EXTRACT:

A dark-themed infographic titled "Image Analysis options" that lists configurable settings for image analysis. It highlights four features: Cropping Aspect Ratios, Gender-Neutral Captioning, Language Selection, and Model Versioning, each with an icon and short description.

Example: setting analysis options

C# (conceptual):
ImageAnalysisOptions options = new ImageAnalysisOptions {
    GenderNeutralCaption = true,
    Language = "en"
};
ImageAnalysisResult result = client.Analyze(
    imageURL,
    visualFeatures,
    options
);
Python (conceptual):
result = client.analyze(
    image_url=image_url,
    visual_features=visual_features,
    gender_neutral_caption=True,
    language="en"
)

Image analysis results

Responses from the service are structured and predictable so you can parse them reliably. Typical top-level sections:
  • captionResult — best caption and confidence
  • objectsResult — array of detected objects with bounding boxes and confidence
  • peopleResult — array of people detections with bounding boxes and confidence
  • smartCropsResult — suggested crop boxes for requested aspect ratios
  • tagsResult / tags — label/tag information and confidence
  • read / ocr results — recognized text blocks/lines
  • metadata — image dimensions and format
  • modelVersion — the model used for inference
A dark-themed infographic titled "Image Analysis Result" with four colored panels labeled Caption Result, Object Detection, Smart Crops, and Hierarchical Data, each showing an icon and a short description. It explains that successful image analysis returns structured data (JSON/SDK).

GIVEN TASK: Extend the image analysis extract from the point at which it ends, keeping its style and level of detail. The entries placed after this point are not required for this work.

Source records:

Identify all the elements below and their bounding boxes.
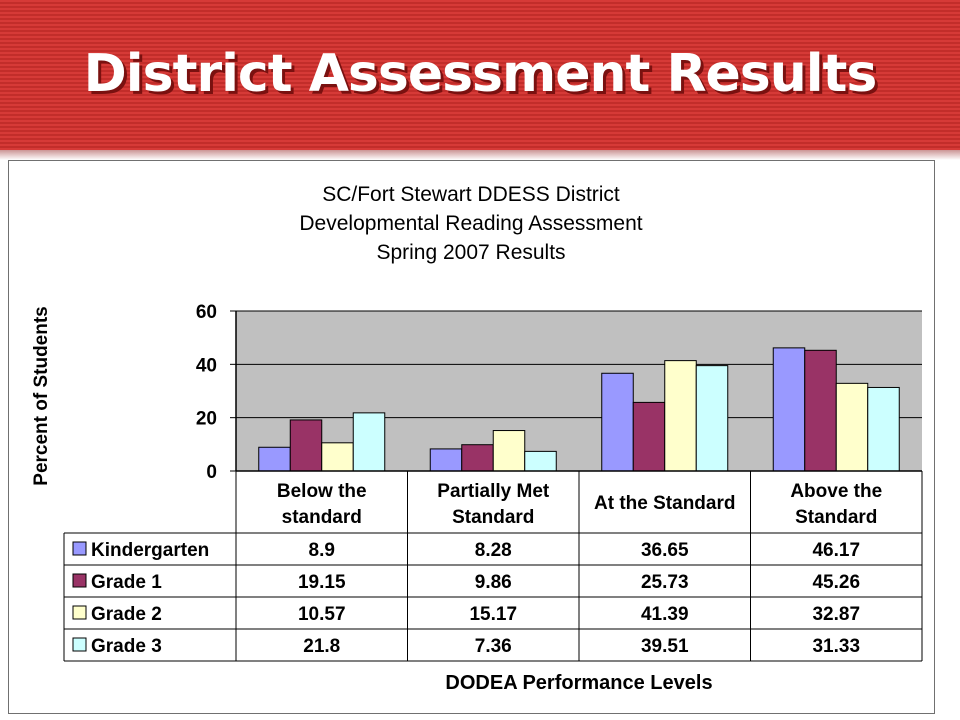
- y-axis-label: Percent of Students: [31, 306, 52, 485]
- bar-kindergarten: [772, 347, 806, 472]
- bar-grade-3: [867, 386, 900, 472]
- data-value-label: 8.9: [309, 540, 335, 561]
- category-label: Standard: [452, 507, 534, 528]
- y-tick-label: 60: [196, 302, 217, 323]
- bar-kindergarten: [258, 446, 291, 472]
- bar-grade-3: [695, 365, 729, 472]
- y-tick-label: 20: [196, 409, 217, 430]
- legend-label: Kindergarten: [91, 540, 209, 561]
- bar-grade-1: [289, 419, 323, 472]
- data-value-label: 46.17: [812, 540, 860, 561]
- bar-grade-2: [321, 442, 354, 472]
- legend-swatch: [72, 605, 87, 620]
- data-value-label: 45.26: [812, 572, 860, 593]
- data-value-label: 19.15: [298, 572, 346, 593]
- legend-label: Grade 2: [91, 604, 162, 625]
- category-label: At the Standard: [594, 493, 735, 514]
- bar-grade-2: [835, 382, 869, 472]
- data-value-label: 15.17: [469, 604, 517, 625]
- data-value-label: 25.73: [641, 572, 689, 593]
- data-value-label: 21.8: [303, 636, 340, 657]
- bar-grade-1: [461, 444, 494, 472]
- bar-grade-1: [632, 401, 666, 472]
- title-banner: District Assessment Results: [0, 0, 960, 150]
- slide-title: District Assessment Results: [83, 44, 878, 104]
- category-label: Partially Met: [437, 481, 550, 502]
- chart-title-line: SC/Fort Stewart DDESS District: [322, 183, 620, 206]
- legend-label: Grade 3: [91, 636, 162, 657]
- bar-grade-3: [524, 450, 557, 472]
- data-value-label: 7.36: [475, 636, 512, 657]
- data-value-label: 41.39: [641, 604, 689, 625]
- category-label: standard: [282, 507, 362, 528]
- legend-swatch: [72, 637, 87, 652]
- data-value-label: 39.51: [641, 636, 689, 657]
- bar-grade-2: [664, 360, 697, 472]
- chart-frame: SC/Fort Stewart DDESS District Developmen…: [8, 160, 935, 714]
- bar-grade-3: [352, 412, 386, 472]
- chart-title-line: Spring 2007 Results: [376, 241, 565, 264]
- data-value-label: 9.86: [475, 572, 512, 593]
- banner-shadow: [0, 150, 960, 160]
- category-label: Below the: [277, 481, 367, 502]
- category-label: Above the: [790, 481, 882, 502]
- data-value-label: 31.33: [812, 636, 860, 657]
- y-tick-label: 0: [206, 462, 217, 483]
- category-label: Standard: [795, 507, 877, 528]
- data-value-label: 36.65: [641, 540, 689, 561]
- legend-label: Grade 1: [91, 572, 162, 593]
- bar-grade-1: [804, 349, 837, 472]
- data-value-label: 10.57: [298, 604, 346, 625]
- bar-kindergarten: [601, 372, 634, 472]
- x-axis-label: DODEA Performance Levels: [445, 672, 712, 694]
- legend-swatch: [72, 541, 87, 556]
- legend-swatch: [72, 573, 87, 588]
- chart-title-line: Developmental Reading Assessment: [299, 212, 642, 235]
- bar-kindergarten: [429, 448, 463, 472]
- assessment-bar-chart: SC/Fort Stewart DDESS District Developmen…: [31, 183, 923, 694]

OUTPUT:
Example JSON structure (illustrative):
{
  "captionResult": {
    "text": "a man pointing at a screen",
    "confidence": 0.4891590476036072
  },
  "objectsResult": {
    "values": [
      {
        "name": "laptop",
        "confidence": 0.95
      }
    ]
  },
  "smartCropsResult": {
    "values": [
      {
        "aspectRatio": 1.33,
        "boundingBox": {
          "x": 0,
          "y": 0,
          "w": 0,
          "h": 0
        }
      }
    ]
  },
  "peopleResult": {
    "values": [
      {
        "boundingBox": { "x": 164, "y": 21, "w": 329, "h": 378 },
        "confidence": 0.9396107197
      }
    ]
  },
  "metadata": {
    "width": 600,
    "height": 400
  },
  "modelVersion": "latest"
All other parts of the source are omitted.